• **THE TASK**: Each entry should be quoted word for word, including every mark of punctuation.

——————————

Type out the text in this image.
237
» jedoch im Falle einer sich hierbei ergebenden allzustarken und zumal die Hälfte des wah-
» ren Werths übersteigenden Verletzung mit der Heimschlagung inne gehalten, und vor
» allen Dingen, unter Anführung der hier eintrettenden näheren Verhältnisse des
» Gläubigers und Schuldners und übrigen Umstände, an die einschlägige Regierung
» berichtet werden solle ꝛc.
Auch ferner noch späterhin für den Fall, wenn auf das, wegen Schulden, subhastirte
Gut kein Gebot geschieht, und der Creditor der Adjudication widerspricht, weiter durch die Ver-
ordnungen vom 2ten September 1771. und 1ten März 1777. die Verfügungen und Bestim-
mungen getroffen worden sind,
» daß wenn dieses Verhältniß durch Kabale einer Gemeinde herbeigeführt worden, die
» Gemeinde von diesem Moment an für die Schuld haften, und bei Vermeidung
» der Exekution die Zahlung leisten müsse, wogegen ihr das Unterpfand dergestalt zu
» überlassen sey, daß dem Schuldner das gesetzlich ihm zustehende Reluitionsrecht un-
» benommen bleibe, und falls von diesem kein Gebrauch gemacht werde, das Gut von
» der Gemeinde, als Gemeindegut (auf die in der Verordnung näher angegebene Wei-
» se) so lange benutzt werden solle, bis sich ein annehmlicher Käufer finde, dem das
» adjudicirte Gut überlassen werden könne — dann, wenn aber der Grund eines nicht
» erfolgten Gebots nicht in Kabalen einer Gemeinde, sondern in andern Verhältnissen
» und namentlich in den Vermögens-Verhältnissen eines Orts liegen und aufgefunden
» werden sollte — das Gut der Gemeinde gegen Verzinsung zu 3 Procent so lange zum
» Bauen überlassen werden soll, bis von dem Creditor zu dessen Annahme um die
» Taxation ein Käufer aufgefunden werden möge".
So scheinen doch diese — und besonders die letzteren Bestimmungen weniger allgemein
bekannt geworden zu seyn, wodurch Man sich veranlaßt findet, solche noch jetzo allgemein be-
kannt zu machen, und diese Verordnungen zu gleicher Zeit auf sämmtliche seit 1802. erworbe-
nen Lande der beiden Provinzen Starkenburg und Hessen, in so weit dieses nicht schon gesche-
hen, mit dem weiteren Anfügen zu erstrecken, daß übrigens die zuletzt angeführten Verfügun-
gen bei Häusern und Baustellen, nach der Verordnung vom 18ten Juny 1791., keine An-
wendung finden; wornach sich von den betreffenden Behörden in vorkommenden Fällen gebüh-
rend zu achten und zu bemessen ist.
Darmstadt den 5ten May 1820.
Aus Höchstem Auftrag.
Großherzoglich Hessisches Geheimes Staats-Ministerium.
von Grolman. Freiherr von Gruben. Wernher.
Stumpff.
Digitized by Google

——————————

• **RESULT OF THE TASK**:
Type out the text in this image.
237
» jedoch im Falle einer sich hierbei ergebenden allzustarken und zumal die Hälfte des wah-
» ren Werths übersteigenden Verletzung mit der Heimschlagung inne gehalten, und vor
» allen Dingen, unter Anführung der hier eintrettenden näheren Verhältnisse des
» Gläubigers und Schuldners und übrigen Umstände, an die einschlägige Regierung
» berichtet werden solle ꝛc.
Auch ferner noch späterhin für den Fall, wenn auf das, wegen Schulden, subhastirte
Gut kein Gebot geschieht, und der Creditor der Adjudication widerspricht, weiter durch die Ver-
ordnungen vom 2ten September 1771. und 1ten März 1777. die Verfügungen und Bestim-
mungen getroffen worden sind,
» daß wenn dieses Verhältniß durch Kabale einer Gemeinde herbeigeführt worden, die
» Gemeinde von diesem Moment an für die Schuld haften, und bei Vermeidung
» der Exekution die Zahlung leisten müsse, wogegen ihr das Unterpfand dergestalt zu
» überlassen sey, daß dem Schuldner das gesetzlich ihm zustehende Reluitionsrecht un-
» benommen bleibe, und falls von diesem kein Gebrauch gemacht werde, das Gut von
» der Gemeinde, als Gemeindegut (auf die in der Verordnung näher angegebene Wei-
» se) so lange benutzt werden solle, bis sich ein annehmlicher Käufer finde, dem das
» adjudicirte Gut überlassen werden könne — dann, wenn aber der Grund eines nicht
» erfolgten Gebots nicht in Kabalen einer Gemeinde, sondern in andern Verhältnissen
» und namentlich in den Vermögens-Verhältnissen eines Orts liegen und aufgefunden
» werden sollte — das Gut der Gemeinde gegen Verzinsung zu 3 Procent so lange zum
» Bauen überlassen werden soll, bis von dem Creditor zu dessen Annahme um die
» Taxation ein Käufer aufgefunden werden möge".
So scheinen doch diese — und besonders die letzteren Bestimmungen weniger allgemein
bekannt geworden zu seyn, wodurch Man sich veranlaßt findet, solche noch jetzo allgemein be-
kannt zu machen, und diese Verordnungen zu gleicher Zeit auf sämmtliche seit 1802. erworbe-
nen Lande der beiden Provinzen Starkenburg und Hessen, in so weit dieses nicht schon gesche-
hen, mit dem weiteren Anfügen zu erstrecken, daß übrigens die zuletzt angeführten Verfügun-
gen bei Häusern und Baustellen, nach der Verordnung vom 18ten Juny 1791., keine An-
wendung finden; wornach sich von den betreffenden Behörden in vorkommenden Fällen gebüh-
rend zu achten und zu bemessen ist.
Darmstadt den 5ten May 1820.
Aus Höchstem Auftrag.
Großherzoglich Hessisches Geheimes Staats-Ministerium.
von Grolman. Freiherr von Gruben. Wernher.
Stumpff.
Digitized by Google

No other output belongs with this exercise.